[A run of records]
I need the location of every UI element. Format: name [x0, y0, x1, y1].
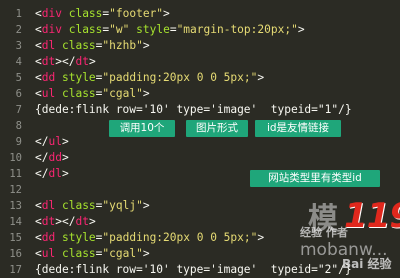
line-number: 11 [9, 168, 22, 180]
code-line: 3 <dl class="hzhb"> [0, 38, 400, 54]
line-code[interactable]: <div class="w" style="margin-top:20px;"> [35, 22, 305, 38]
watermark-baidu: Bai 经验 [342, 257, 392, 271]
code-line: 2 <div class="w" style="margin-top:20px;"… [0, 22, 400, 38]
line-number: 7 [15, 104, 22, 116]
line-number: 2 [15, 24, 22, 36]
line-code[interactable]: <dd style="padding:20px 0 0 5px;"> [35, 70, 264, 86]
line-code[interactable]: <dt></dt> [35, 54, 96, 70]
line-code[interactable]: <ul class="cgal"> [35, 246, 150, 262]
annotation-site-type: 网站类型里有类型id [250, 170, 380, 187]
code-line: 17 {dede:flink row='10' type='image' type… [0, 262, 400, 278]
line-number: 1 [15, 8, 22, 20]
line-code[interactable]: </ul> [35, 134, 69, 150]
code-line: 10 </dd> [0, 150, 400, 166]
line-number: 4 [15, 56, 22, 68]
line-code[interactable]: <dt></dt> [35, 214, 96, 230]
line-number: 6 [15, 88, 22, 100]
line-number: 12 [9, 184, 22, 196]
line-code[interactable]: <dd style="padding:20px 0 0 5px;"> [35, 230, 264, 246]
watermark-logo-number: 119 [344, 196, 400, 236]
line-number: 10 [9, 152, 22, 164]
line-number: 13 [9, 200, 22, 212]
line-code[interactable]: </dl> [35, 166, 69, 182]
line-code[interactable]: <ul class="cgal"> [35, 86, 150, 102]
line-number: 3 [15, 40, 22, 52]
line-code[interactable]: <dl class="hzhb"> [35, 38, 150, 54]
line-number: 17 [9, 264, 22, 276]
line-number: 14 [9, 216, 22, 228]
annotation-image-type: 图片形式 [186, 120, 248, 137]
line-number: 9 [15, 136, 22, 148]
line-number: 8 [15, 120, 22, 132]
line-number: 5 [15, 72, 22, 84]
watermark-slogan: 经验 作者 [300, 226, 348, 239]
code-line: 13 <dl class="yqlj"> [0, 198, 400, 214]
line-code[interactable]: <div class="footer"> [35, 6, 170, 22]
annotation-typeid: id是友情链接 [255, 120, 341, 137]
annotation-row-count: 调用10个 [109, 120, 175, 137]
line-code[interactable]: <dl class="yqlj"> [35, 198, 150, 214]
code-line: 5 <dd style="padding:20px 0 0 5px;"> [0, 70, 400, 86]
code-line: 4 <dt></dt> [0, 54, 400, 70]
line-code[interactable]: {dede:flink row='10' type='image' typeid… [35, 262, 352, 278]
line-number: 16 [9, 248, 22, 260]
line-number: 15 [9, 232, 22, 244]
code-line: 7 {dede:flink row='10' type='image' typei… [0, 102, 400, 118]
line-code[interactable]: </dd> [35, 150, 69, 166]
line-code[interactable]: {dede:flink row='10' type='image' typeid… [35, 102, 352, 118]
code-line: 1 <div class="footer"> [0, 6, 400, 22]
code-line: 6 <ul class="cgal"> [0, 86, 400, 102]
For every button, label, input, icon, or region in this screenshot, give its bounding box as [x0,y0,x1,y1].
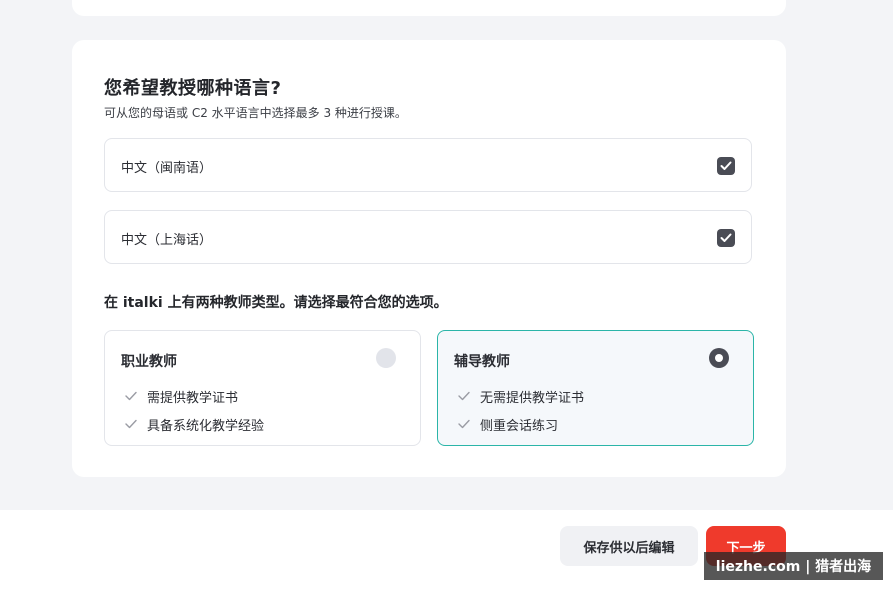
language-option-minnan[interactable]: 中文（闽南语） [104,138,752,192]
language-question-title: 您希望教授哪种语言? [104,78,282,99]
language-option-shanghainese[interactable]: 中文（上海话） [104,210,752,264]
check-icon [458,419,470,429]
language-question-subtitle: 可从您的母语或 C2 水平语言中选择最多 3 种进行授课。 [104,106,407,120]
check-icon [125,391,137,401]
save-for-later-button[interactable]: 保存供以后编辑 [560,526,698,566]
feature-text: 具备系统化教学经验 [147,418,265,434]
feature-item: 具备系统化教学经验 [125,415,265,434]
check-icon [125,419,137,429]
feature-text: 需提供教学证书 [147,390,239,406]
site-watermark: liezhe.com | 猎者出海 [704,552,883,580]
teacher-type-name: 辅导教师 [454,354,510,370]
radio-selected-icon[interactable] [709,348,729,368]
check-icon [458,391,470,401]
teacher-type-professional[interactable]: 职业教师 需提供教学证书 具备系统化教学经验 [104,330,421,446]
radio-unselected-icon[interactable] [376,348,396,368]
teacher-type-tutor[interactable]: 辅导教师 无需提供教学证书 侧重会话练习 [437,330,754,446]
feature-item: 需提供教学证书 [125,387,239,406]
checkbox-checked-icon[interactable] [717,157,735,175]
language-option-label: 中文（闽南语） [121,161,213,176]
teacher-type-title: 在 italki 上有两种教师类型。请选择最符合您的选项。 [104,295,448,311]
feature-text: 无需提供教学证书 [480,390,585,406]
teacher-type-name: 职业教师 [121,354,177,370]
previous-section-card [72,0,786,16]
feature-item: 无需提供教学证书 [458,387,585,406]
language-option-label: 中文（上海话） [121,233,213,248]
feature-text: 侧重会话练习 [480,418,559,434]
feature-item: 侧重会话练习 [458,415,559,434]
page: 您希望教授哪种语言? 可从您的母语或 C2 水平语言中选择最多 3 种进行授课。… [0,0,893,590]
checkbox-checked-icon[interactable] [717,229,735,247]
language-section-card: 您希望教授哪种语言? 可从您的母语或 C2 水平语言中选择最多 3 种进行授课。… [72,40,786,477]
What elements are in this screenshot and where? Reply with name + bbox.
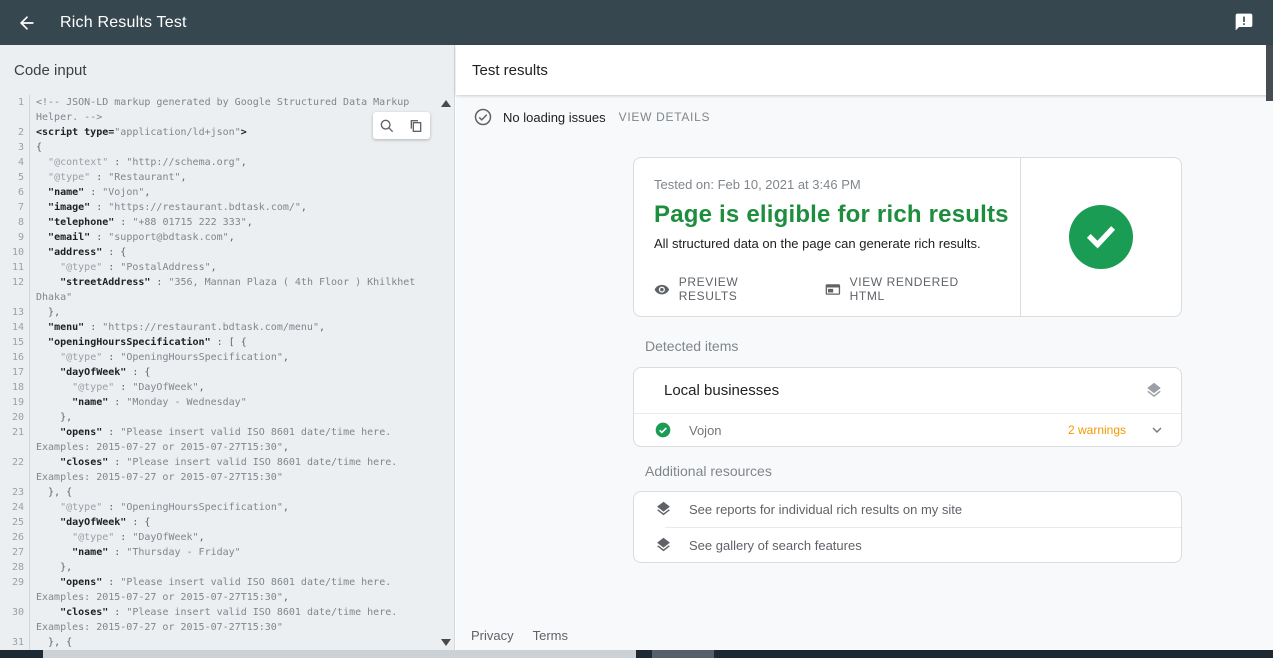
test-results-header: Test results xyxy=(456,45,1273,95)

● REQUIREMENTS:
Reproduce all the records above, changing every "line-number" to "gutter-number" and leaving everything else untouched. Omit the pictures from your answer.

● FINISHED TASK:
I need the location of every UI element. Format: name [x0, y0, x1, y1].
gutter-number: 11 [9, 168, 22, 180]
code-line: 3 <dl class="hzhb"> [0, 38, 400, 54]
line-code[interactable]: <div class="w" style="margin-top:20px;"> [35, 22, 305, 38]
watermark-baidu: Bai 经验 [342, 257, 392, 271]
code-line: 2 <div class="w" style="margin-top:20px;"… [0, 22, 400, 38]
gutter-number: 7 [15, 104, 22, 116]
gutter-number: 2 [15, 24, 22, 36]
line-code[interactable]: <dd style="padding:20px 0 0 5px;"> [35, 70, 264, 86]
line-code[interactable]: <dt></dt> [35, 54, 96, 70]
line-code[interactable]: <ul class="cgal"> [35, 246, 150, 262]
annotation-site-type: 网站类型里有类型id [250, 170, 380, 187]
code-line: 17 {dede:flink row='10' type='image' type… [0, 262, 400, 278]
gutter-number: 1 [15, 8, 22, 20]
line-code[interactable]: </ul> [35, 134, 69, 150]
code-line: 10 </dd> [0, 150, 400, 166]
gutter-number: 4 [15, 56, 22, 68]
line-code[interactable]: <dt></dt> [35, 214, 96, 230]
gutter-number: 6 [15, 88, 22, 100]
gutter-number: 12 [9, 184, 22, 196]
line-code[interactable]: <dd style="padding:20px 0 0 5px;"> [35, 230, 264, 246]
watermark-logo-number: 119 [344, 196, 400, 236]
gutter-number: 10 [9, 152, 22, 164]
gutter-number: 13 [9, 200, 22, 212]
line-code[interactable]: </dl> [35, 166, 69, 182]
line-code[interactable]: <ul class="cgal"> [35, 86, 150, 102]
gutter-number: 3 [15, 40, 22, 52]
line-code[interactable]: <dl class="hzhb"> [35, 38, 150, 54]
gutter-number: 17 [9, 264, 22, 276]
gutter-number: 14 [9, 216, 22, 228]
annotation-image-type: 图片形式 [186, 120, 248, 137]
gutter-number: 9 [15, 136, 22, 148]
gutter-number: 8 [15, 120, 22, 132]
gutter-number: 5 [15, 72, 22, 84]
watermark-slogan: 经验 作者 [300, 226, 348, 239]
code-line: 13 <dl class="yqlj"> [0, 198, 400, 214]
line-code[interactable]: <div class="footer"> [35, 6, 170, 22]
annotation-typeid: id是友情链接 [255, 120, 341, 137]
annotation-row-count: 调用10个 [109, 120, 175, 137]
line-code[interactable]: <dl class="yqlj"> [35, 198, 150, 214]
code-line: 5 <dd style="padding:20px 0 0 5px;"> [0, 70, 400, 86]
code-line: 4 <dt></dt> [0, 54, 400, 70]
line-code[interactable]: {dede:flink row='10' type='image' typeid… [35, 262, 352, 278]
gutter-number: 16 [9, 248, 22, 260]
gutter-number: 15 [9, 232, 22, 244]
code-line: 7 {dede:flink row='10' type='image' typei… [0, 102, 400, 118]
line-code[interactable]: </dd> [35, 150, 69, 166]
line-code[interactable]: {dede:flink row='10' type='image' typeid… [35, 102, 352, 118]
code-line: 1 <div class="footer"> [0, 6, 400, 22]
code-line: 6 <ul class="cgal"> [0, 86, 400, 102]
For every button, label, input, icon, or region in this screenshot, give its bounding box as [x0,y0,x1,y1].
language-option-minnan[interactable]: 中文（闽南语） [104,138,752,192]
language-question-title: 您希望教授哪种语言? [104,78,282,99]
language-option-shanghainese[interactable]: 中文（上海话） [104,210,752,264]
check-icon [458,419,470,429]
language-question-subtitle: 可从您的母语或 C2 水平语言中选择最多 3 种进行授课。 [104,106,407,120]
check-icon [125,391,137,401]
save-for-later-button[interactable]: 保存供以后编辑 [560,526,698,566]
feature-text: 具备系统化教学经验 [147,418,265,434]
feature-item: 具备系统化教学经验 [125,415,265,434]
check-icon [125,419,137,429]
feature-text: 需提供教学证书 [147,390,239,406]
site-watermark: liezhe.com | 猎者出海 [704,552,883,580]
teacher-type-name: 辅导教师 [454,354,510,370]
radio-selected-icon[interactable] [709,348,729,368]
check-icon [458,391,470,401]
teacher-type-professional[interactable]: 职业教师 需提供教学证书 具备系统化教学经验 [104,330,421,446]
radio-unselected-icon[interactable] [376,348,396,368]
teacher-type-tutor[interactable]: 辅导教师 无需提供教学证书 侧重会话练习 [437,330,754,446]
feature-item: 需提供教学证书 [125,387,239,406]
checkbox-checked-icon[interactable] [717,157,735,175]
language-option-label: 中文（闽南语） [121,161,213,176]
teacher-type-title: 在 italki 上有两种教师类型。请选择最符合您的选项。 [104,295,448,311]
feature-text: 无需提供教学证书 [480,390,585,406]
teacher-type-name: 职业教师 [121,354,177,370]
previous-section-card [72,0,786,16]
feature-item: 无需提供教学证书 [458,387,585,406]
language-option-label: 中文（上海话） [121,233,213,248]
feature-text: 侧重会话练习 [480,418,559,434]
feature-item: 侧重会话练习 [458,415,559,434]
page: 您希望教授哪种语言? 可从您的母语或 C2 水平语言中选择最多 3 种进行授课。… [0,0,893,590]
checkbox-checked-icon[interactable] [717,229,735,247]
language-section-card: 您希望教授哪种语言? 可从您的母语或 C2 水平语言中选择最多 3 种进行授课。… [72,40,786,477]
What elements are in this screenshot and where? Reply with name + bbox.
test-results-header: Test results xyxy=(456,45,1273,95)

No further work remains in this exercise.